• Directions
Print, exactly and completely, every entry in the data.

::: Record excerpts :::

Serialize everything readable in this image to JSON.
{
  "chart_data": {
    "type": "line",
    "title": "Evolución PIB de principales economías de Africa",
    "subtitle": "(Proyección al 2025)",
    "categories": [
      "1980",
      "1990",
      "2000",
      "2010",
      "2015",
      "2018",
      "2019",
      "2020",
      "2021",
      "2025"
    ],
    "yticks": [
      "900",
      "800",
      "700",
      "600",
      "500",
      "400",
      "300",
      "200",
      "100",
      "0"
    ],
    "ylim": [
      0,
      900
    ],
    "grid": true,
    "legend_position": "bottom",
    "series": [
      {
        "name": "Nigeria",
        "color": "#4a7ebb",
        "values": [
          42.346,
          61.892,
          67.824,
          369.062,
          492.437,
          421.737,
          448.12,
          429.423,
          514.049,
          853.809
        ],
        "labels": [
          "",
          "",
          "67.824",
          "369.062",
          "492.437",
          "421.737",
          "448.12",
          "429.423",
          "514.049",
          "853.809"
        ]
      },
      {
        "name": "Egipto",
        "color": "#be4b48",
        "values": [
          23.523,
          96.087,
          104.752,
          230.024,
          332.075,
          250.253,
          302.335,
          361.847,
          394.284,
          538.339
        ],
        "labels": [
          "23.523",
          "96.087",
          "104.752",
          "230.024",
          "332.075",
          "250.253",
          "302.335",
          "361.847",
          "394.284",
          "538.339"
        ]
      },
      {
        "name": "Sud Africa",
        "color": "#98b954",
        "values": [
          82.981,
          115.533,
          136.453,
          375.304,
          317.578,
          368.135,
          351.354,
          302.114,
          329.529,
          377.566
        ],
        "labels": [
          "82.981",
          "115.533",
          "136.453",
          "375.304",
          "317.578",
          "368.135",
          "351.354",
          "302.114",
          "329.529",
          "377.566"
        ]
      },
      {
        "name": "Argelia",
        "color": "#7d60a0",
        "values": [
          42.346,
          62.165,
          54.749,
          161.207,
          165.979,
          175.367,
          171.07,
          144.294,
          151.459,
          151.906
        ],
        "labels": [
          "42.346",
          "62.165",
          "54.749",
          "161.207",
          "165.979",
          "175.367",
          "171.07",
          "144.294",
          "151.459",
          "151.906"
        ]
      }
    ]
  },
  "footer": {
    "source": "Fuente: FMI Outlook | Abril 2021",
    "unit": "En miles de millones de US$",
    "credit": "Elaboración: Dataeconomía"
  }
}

:::

• Written answer
Serialize everything readable in this image to JSON.
{
  "chart_data": {
    "type": "line",
    "title": "Evolución PIB de principales economías de Africa",
    "subtitle": "(Proyección al 2025)",
    "categories": [
      "1980",
      "1990",
      "2000",
      "2010",
      "2015",
      "2018",
      "2019",
      "2020",
      "2021",
      "2025"
    ],
    "yticks": [
      "900",
      "800",
      "700",
      "600",
      "500",
      "400",
      "300",
      "200",
      "100",
      "0"
    ],
    "ylim": [
      0,
      900
    ],
    "grid": true,
    "legend_position": "bottom",
    "series": [
      {
        "name": "Nigeria",
        "color": "#4a7ebb",
        "values": [
          42.346,
          61.892,
          67.824,
          369.062,
          492.437,
          421.737,
          448.12,
          429.423,
          514.049,
          853.809
        ],
        "labels": [
          "",
          "",
          "67.824",
          "369.062",
          "492.437",
          "421.737",
          "448.12",
          "429.423",
          "514.049",
          "853.809"
        ]
      },
      {
        "name": "Egipto",
        "color": "#be4b48",
        "values": [
          23.523,
          96.087,
          104.752,
          230.024,
          332.075,
          250.253,
          302.335,
          361.847,
          394.284,
          538.339
        ],
        "labels": [
          "23.523",
          "96.087",
          "104.752",
          "230.024",
          "332.075",
          "250.253",
          "302.335",
          "361.847",
          "394.284",
          "538.339"
        ]
      },
      {
        "name": "Sud Africa",
        "color": "#98b954",
        "values": [
          82.981,
          115.533,
          136.453,
          375.304,
          317.578,
          368.135,
          351.354,
          302.114,
          329.529,
          377.566
        ],
        "labels": [
          "82.981",
          "115.533",
          "136.453",
          "375.304",
          "317.578",
          "368.135",
          "351.354",
          "302.114",
          "329.529",
          "377.566"
        ]
      },
      {
        "name": "Argelia",
        "color": "#7d60a0",
        "values": [
          42.346,
          62.165,
          54.749,
          161.207,
          165.979,
          175.367,
          171.07,
          144.294,
          151.459,
          151.906
        ],
        "labels": [
          "42.346",
          "62.165",
          "54.749",
          "161.207",
          "165.979",
          "175.367",
          "171.07",
          "144.294",
          "151.459",
          "151.906"
        ]
      }
    ]
  },
  "footer": {
    "source": "Fuente: FMI Outlook | Abril 2021",
    "unit": "En miles de millones de US$",
    "credit": "Elaboración: Dataeconomía"
  }
}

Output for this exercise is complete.